SET EXERCISE:
Write out the whole of the material exactly.

STORED RECORDS:

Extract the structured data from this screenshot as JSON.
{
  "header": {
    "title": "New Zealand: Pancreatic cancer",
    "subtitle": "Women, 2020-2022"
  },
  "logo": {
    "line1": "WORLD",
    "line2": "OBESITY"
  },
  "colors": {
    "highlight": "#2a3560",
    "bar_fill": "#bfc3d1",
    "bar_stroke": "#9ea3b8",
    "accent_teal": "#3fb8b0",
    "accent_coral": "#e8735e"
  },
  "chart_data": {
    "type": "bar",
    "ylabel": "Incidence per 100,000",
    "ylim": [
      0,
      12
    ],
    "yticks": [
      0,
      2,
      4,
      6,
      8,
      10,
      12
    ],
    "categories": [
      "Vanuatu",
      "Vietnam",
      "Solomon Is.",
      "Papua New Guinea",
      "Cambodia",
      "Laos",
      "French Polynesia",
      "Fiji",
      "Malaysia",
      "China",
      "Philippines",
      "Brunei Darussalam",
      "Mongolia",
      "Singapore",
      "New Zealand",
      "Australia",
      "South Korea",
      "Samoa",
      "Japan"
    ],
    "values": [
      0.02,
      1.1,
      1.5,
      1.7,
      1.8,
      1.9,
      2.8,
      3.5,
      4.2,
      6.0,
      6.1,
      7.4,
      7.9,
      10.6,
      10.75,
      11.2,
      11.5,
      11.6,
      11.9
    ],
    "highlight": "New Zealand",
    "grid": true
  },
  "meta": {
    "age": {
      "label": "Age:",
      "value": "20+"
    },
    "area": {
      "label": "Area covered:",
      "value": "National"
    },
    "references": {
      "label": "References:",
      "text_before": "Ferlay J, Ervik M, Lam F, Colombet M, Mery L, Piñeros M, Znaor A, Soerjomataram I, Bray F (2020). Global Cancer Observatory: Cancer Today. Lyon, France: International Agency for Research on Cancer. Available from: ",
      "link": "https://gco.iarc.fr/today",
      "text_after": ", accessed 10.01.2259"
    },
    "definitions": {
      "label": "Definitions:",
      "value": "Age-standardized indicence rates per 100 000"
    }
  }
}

RESPONSE:
Extract the structured data from this screenshot as JSON.
{
  "header": {
    "title": "New Zealand: Pancreatic cancer",
    "subtitle": "Women, 2020-2022"
  },
  "logo": {
    "line1": "WORLD",
    "line2": "OBESITY"
  },
  "colors": {
    "highlight": "#2a3560",
    "bar_fill": "#bfc3d1",
    "bar_stroke": "#9ea3b8",
    "accent_teal": "#3fb8b0",
    "accent_coral": "#e8735e"
  },
  "chart_data": {
    "type": "bar",
    "ylabel": "Incidence per 100,000",
    "ylim": [
      0,
      12
    ],
    "yticks": [
      0,
      2,
      4,
      6,
      8,
      10,
      12
    ],
    "categories": [
      "Vanuatu",
      "Vietnam",
      "Solomon Is.",
      "Papua New Guinea",
      "Cambodia",
      "Laos",
      "French Polynesia",
      "Fiji",
      "Malaysia",
      "China",
      "Philippines",
      "Brunei Darussalam",
      "Mongolia",
      "Singapore",
      "New Zealand",
      "Australia",
      "South Korea",
      "Samoa",
      "Japan"
    ],
    "values": [
      0.02,
      1.1,
      1.5,
      1.7,
      1.8,
      1.9,
      2.8,
      3.5,
      4.2,
      6.0,
      6.1,
      7.4,
      7.9,
      10.6,
      10.75,
      11.2,
      11.5,
      11.6,
      11.9
    ],
    "highlight": "New Zealand",
    "grid": true
  },
  "meta": {
    "age": {
      "label": "Age:",
      "value": "20+"
    },
    "area": {
      "label": "Area covered:",
      "value": "National"
    },
    "references": {
      "label": "References:",
      "text_before": "Ferlay J, Ervik M, Lam F, Colombet M, Mery L, Piñeros M, Znaor A, Soerjomataram I, Bray F (2020). Global Cancer Observatory: Cancer Today. Lyon, France: International Agency for Research on Cancer. Available from: ",
      "link": "https://gco.iarc.fr/today",
      "text_after": ", accessed 10.01.2259"
    },
    "definitions": {
      "label": "Definitions:",
      "value": "Age-standardized indicence rates per 100 000"
    }
  }
}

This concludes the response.